→ Exercise details:
Repeat every line of the listing below word for word.

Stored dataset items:
= = = = = = =

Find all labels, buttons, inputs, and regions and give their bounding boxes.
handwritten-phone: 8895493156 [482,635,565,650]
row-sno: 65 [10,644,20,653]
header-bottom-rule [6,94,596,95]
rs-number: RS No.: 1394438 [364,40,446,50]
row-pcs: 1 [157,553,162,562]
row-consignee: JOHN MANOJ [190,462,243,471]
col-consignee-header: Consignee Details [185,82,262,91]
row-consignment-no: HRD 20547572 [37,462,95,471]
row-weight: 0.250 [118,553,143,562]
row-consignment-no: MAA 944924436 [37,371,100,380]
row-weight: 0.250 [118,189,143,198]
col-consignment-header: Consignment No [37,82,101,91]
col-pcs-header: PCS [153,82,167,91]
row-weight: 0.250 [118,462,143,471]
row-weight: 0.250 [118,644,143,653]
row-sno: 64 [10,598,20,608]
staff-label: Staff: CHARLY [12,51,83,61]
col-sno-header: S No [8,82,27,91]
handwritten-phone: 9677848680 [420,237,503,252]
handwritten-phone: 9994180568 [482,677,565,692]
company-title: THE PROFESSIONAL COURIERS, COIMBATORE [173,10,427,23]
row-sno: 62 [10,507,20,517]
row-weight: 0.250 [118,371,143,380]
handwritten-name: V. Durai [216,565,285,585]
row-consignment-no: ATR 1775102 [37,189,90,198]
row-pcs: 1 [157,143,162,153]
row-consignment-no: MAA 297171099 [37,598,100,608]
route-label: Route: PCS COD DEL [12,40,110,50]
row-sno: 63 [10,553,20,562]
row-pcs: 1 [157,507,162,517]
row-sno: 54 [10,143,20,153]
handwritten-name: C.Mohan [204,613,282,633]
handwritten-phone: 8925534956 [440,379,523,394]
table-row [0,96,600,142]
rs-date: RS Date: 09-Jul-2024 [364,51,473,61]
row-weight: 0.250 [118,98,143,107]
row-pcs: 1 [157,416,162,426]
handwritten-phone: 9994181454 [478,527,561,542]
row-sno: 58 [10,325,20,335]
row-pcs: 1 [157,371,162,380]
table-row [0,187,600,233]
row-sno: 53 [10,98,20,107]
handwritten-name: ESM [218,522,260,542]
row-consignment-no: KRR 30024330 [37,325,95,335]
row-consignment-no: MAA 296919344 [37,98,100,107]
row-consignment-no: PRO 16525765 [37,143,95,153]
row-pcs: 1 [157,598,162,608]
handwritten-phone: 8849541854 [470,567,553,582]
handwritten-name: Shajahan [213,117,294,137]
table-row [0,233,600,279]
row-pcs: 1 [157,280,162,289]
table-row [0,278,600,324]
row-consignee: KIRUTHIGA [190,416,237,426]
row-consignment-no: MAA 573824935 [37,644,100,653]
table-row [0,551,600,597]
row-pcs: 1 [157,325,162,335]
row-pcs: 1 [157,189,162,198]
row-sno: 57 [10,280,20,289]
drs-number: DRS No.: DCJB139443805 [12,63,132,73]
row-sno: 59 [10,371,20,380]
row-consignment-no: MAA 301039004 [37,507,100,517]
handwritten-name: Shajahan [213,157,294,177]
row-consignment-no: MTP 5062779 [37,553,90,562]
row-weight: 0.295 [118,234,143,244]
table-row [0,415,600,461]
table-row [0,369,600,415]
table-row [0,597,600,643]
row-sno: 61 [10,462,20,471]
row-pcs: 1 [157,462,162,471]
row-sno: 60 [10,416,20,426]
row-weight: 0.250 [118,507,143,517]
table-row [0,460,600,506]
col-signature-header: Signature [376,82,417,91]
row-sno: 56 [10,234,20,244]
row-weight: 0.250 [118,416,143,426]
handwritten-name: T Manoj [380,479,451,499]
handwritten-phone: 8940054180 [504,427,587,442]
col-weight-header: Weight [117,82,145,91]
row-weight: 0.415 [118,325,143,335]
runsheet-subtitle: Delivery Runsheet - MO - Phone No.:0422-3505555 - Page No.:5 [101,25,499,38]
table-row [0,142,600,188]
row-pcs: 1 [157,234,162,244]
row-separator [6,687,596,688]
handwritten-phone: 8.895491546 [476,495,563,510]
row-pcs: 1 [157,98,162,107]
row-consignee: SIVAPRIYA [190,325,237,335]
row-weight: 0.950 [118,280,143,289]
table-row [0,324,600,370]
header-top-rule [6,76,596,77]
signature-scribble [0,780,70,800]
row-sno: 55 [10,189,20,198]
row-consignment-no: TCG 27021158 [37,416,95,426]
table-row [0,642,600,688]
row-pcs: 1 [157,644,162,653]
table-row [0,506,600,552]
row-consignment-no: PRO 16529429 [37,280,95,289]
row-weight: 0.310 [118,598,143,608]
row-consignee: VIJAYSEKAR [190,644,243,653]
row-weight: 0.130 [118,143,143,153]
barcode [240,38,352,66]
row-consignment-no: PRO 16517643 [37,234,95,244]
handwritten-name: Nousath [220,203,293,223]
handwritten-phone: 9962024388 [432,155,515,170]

= = = = = = =

→ Full answer:
Find all labels, buttons, inputs, and regions and give their bounding boxes.
handwritten-phone: 8895493156 [482,635,565,650]
row-sno: 65 [10,644,20,653]
header-bottom-rule [6,94,596,95]
rs-number: RS No.: 1394438 [364,40,446,50]
row-pcs: 1 [157,553,162,562]
row-consignee: JOHN MANOJ [190,462,243,471]
col-consignee-header: Consignee Details [185,82,262,91]
row-consignment-no: HRD 20547572 [37,462,95,471]
row-weight: 0.250 [118,553,143,562]
row-consignment-no: MAA 944924436 [37,371,100,380]
row-weight: 0.250 [118,189,143,198]
col-consignment-header: Consignment No [37,82,101,91]
col-pcs-header: PCS [153,82,167,91]
row-weight: 0.250 [118,462,143,471]
row-weight: 0.250 [118,644,143,653]
row-sno: 64 [10,598,20,608]
staff-label: Staff: CHARLY [12,51,83,61]
col-sno-header: S No [8,82,27,91]
handwritten-phone: 9677848680 [420,237,503,252]
handwritten-phone: 9994180568 [482,677,565,692]
company-title: THE PROFESSIONAL COURIERS, COIMBATORE [173,10,427,23]
row-sno: 62 [10,507,20,517]
row-weight: 0.250 [118,371,143,380]
handwritten-name: V. Durai [216,565,285,585]
row-consignment-no: ATR 1775102 [37,189,90,198]
row-pcs: 1 [157,143,162,153]
row-consignment-no: MAA 297171099 [37,598,100,608]
route-label: Route: PCS COD DEL [12,40,110,50]
row-sno: 63 [10,553,20,562]
row-pcs: 1 [157,507,162,517]
row-sno: 54 [10,143,20,153]
handwritten-name: C.Mohan [204,613,282,633]
handwritten-phone: 8925534956 [440,379,523,394]
table-row [0,96,600,142]
rs-date: RS Date: 09-Jul-2024 [364,51,473,61]
row-weight: 0.250 [118,98,143,107]
row-pcs: 1 [157,416,162,426]
handwritten-phone: 9994181454 [478,527,561,542]
row-sno: 58 [10,325,20,335]
row-pcs: 1 [157,371,162,380]
table-row [0,187,600,233]
row-sno: 53 [10,98,20,107]
handwritten-name: ESM [218,522,260,542]
row-consignment-no: KRR 30024330 [37,325,95,335]
row-consignment-no: MAA 296919344 [37,98,100,107]
row-consignment-no: PRO 16525765 [37,143,95,153]
row-pcs: 1 [157,598,162,608]
handwritten-phone: 8849541854 [470,567,553,582]
handwritten-name: Shajahan [213,117,294,137]
table-row [0,233,600,279]
row-pcs: 1 [157,280,162,289]
table-row [0,278,600,324]
row-consignee: KIRUTHIGA [190,416,237,426]
row-consignment-no: MAA 573824935 [37,644,100,653]
table-row [0,551,600,597]
row-pcs: 1 [157,325,162,335]
row-pcs: 1 [157,189,162,198]
row-sno: 57 [10,280,20,289]
drs-number: DRS No.: DCJB139443805 [12,63,132,73]
row-sno: 59 [10,371,20,380]
row-consignment-no: MAA 301039004 [37,507,100,517]
handwritten-name: Shajahan [213,157,294,177]
row-consignment-no: MTP 5062779 [37,553,90,562]
row-weight: 0.295 [118,234,143,244]
table-row [0,415,600,461]
table-row [0,369,600,415]
table-row [0,597,600,643]
row-sno: 61 [10,462,20,471]
row-pcs: 1 [157,462,162,471]
row-sno: 60 [10,416,20,426]
row-weight: 0.250 [118,507,143,517]
table-row [0,460,600,506]
col-signature-header: Signature [376,82,417,91]
row-sno: 56 [10,234,20,244]
row-weight: 0.250 [118,416,143,426]
handwritten-name: T Manoj [380,479,451,499]
handwritten-phone: 8940054180 [504,427,587,442]
col-weight-header: Weight [117,82,145,91]
row-weight: 0.415 [118,325,143,335]
runsheet-subtitle: Delivery Runsheet - MO - Phone No.:0422-3505555 - Page No.:5 [101,25,499,38]
table-row [0,142,600,188]
row-pcs: 1 [157,234,162,244]
row-separator [6,687,596,688]
handwritten-phone: 8.895491546 [476,495,563,510]
row-pcs: 1 [157,98,162,107]
row-consignee: SIVAPRIYA [190,325,237,335]
row-weight: 0.950 [118,280,143,289]
table-row [0,324,600,370]
header-top-rule [6,76,596,77]
signature-scribble [0,780,70,800]
row-sno: 55 [10,189,20,198]
row-consignment-no: TCG 27021158 [37,416,95,426]
table-row [0,642,600,688]
row-pcs: 1 [157,644,162,653]
table-row [0,506,600,552]
row-consignment-no: PRO 16529429 [37,280,95,289]
row-weight: 0.310 [118,598,143,608]
row-consignee: VIJAYSEKAR [190,644,243,653]
row-weight: 0.130 [118,143,143,153]
barcode [240,38,352,66]
row-consignment-no: PRO 16517643 [37,234,95,244]
handwritten-name: Nousath [220,203,293,223]
handwritten-phone: 9962024388 [432,155,515,170]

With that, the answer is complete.